Seek out every line containing the word "comprimento", and copy each.

>> begin Input rows

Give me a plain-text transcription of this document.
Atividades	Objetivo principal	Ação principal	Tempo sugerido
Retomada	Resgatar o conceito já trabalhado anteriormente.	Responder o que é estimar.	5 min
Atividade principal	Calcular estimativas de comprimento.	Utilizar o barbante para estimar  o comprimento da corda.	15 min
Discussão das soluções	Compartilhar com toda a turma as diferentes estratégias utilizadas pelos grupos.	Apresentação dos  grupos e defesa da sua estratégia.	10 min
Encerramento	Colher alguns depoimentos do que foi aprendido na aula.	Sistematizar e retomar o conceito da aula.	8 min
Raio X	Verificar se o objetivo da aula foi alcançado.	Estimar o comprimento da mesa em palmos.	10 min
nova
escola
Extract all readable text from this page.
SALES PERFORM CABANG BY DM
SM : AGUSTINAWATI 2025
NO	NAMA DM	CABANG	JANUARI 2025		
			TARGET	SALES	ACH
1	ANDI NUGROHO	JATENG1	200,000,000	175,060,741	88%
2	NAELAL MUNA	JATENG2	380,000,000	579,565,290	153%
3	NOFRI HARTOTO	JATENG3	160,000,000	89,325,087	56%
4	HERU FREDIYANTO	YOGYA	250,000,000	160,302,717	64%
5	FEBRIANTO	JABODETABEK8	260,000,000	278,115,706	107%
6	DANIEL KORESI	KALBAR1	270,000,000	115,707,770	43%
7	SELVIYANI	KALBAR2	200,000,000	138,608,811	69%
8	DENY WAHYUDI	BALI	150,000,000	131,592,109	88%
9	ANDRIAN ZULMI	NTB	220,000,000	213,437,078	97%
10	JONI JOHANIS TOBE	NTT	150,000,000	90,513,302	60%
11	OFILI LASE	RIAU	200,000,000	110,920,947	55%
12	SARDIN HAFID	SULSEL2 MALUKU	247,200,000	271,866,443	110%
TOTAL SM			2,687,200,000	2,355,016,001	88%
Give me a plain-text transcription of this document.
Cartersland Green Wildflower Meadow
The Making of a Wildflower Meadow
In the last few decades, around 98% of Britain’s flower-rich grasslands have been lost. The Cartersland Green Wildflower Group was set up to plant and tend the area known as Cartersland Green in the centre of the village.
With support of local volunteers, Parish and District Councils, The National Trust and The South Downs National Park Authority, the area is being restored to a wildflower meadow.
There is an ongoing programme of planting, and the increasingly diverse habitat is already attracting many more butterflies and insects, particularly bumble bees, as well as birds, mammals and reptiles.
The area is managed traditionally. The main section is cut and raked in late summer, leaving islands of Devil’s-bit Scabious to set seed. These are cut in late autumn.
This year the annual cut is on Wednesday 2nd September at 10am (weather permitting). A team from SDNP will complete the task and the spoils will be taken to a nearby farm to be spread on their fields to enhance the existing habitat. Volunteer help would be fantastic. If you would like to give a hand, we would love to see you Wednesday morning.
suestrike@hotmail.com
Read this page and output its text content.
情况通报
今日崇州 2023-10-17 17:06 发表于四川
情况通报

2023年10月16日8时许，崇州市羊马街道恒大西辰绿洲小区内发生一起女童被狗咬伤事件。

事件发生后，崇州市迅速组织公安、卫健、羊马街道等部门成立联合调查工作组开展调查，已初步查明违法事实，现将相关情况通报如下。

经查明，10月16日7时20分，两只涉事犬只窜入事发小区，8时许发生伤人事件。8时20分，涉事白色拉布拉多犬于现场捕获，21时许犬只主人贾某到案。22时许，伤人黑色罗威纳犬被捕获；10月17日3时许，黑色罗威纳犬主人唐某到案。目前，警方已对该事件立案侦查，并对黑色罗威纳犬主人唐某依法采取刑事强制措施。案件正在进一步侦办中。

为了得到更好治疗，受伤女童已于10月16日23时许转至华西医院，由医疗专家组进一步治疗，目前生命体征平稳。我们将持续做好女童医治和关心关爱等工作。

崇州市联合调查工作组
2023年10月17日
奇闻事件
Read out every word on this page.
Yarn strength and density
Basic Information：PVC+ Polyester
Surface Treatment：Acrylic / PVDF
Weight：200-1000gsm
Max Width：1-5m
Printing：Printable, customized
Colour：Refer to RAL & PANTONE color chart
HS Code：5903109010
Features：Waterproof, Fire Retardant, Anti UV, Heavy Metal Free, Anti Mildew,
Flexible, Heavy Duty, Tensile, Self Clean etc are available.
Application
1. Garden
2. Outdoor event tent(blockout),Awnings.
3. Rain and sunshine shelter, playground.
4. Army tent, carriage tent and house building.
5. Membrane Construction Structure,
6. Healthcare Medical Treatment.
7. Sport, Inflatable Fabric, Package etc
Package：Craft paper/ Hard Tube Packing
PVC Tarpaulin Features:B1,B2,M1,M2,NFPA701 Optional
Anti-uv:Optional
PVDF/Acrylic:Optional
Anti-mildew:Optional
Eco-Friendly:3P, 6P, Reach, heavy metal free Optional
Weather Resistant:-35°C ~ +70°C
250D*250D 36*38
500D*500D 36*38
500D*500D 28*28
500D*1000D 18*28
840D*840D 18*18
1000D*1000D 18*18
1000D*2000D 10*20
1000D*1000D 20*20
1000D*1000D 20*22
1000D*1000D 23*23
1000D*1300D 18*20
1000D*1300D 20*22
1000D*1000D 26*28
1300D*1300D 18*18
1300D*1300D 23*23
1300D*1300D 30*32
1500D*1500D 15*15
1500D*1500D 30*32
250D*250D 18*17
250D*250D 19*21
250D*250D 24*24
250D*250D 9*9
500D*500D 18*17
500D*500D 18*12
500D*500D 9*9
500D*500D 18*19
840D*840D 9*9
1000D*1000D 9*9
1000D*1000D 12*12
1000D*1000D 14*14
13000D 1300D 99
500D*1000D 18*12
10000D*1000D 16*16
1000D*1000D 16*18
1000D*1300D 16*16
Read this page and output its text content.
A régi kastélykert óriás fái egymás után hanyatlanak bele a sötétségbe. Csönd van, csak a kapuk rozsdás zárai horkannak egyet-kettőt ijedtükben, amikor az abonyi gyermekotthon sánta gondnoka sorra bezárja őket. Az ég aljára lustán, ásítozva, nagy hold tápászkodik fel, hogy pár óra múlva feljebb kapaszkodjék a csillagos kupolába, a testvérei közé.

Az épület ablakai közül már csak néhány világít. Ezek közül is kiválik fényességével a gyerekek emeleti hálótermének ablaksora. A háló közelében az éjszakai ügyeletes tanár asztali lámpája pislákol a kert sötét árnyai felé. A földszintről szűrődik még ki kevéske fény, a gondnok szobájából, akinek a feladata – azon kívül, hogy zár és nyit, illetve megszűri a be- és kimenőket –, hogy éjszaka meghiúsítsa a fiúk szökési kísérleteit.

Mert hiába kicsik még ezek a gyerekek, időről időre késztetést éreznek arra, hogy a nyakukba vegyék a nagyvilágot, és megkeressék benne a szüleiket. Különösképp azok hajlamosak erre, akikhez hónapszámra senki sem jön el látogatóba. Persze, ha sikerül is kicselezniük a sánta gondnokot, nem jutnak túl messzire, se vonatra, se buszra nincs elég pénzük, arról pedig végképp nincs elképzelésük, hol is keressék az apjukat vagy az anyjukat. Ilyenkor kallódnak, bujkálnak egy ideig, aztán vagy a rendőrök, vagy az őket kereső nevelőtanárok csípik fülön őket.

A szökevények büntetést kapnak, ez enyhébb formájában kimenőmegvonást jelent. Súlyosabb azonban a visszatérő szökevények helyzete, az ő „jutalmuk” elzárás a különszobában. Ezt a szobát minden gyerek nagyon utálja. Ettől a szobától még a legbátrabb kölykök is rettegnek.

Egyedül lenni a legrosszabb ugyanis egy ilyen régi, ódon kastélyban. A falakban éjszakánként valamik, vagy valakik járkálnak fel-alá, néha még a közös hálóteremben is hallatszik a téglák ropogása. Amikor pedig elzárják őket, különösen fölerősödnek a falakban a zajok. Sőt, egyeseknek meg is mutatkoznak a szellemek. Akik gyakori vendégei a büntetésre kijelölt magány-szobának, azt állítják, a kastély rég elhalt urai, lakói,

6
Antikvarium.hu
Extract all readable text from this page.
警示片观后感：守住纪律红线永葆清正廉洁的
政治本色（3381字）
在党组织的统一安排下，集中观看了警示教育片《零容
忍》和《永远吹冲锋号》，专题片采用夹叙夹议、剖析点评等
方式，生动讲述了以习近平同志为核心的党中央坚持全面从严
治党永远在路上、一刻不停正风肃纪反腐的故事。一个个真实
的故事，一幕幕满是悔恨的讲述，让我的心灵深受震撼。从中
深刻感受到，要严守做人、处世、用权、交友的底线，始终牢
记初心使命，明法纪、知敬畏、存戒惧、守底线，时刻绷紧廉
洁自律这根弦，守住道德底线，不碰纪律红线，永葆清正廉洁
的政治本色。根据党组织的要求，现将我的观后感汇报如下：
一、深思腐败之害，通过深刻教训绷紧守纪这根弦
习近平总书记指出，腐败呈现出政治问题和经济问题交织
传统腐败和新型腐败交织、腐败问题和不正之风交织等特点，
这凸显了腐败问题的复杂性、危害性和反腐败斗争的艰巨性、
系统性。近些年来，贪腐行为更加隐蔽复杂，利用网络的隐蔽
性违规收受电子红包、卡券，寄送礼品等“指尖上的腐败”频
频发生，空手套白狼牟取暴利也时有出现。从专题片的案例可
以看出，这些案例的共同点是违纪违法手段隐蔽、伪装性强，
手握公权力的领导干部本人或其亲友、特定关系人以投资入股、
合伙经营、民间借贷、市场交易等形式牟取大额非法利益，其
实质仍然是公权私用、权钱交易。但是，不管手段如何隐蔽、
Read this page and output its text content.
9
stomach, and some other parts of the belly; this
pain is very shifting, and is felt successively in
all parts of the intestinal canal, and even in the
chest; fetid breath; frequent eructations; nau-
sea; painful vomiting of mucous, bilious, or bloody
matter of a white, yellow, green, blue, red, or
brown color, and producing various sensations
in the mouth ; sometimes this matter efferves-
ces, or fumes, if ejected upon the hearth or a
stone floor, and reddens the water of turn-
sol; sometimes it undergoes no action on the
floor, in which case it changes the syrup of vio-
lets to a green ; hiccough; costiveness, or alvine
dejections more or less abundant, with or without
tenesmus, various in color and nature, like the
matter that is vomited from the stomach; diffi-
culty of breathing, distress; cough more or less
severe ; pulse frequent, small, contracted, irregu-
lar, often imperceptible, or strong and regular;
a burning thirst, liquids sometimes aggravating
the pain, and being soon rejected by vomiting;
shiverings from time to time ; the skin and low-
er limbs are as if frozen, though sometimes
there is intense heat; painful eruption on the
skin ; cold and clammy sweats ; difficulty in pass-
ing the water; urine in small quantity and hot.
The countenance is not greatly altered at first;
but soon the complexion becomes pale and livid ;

>> end Input rows

* _Exercise output_
Atividade principal	Calcular estimativas de comprimento.	Utilizar o barbante para estimar  o comprimento da corda.	15 min
Raio X	Verificar se o objetivo da aula foi alcançado.	Estimar o comprimento da mesa em palmos.	10 min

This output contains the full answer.